GIVEN PROBLEM
Your task is to repeat the listing exactly.

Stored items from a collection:
________
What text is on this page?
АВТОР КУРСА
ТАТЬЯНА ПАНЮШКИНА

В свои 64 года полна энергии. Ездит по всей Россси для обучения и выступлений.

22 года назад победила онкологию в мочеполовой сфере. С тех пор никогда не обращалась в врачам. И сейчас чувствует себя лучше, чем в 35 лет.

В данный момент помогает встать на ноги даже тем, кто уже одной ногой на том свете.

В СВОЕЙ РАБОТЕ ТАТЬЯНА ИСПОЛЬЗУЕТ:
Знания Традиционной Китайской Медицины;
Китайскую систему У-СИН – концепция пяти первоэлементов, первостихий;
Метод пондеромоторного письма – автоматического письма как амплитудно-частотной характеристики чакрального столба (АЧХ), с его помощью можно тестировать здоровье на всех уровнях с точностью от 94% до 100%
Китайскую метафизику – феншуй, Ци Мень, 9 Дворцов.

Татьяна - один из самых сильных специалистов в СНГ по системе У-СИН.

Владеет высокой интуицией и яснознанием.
________
RESPONSE TO THE TASK
What text is on this page?
АВТОР КУРСА
ТАТЬЯНА ПАНЮШКИНА

В свои 64 года полна энергии. Ездит по всей Россси для обучения и выступлений.

22 года назад победила онкологию в мочеполовой сфере. С тех пор никогда не обращалась в врачам. И сейчас чувствует себя лучше, чем в 35 лет.

В данный момент помогает встать на ноги даже тем, кто уже одной ногой на том свете.

В СВОЕЙ РАБОТЕ ТАТЬЯНА ИСПОЛЬЗУЕТ:
Знания Традиционной Китайской Медицины;
Китайскую систему У-СИН – концепция пяти первоэлементов, первостихий;
Метод пондеромоторного письма – автоматического письма как амплитудно-частотной характеристики чакрального столба (АЧХ), с его помощью можно тестировать здоровье на всех уровнях с точностью от 94% до 100%
Китайскую метафизику – феншуй, Ци Мень, 9 Дворцов.

Татьяна - один из самых сильных специалистов в СНГ по системе У-СИН.

Владеет высокой интуицией и яснознанием.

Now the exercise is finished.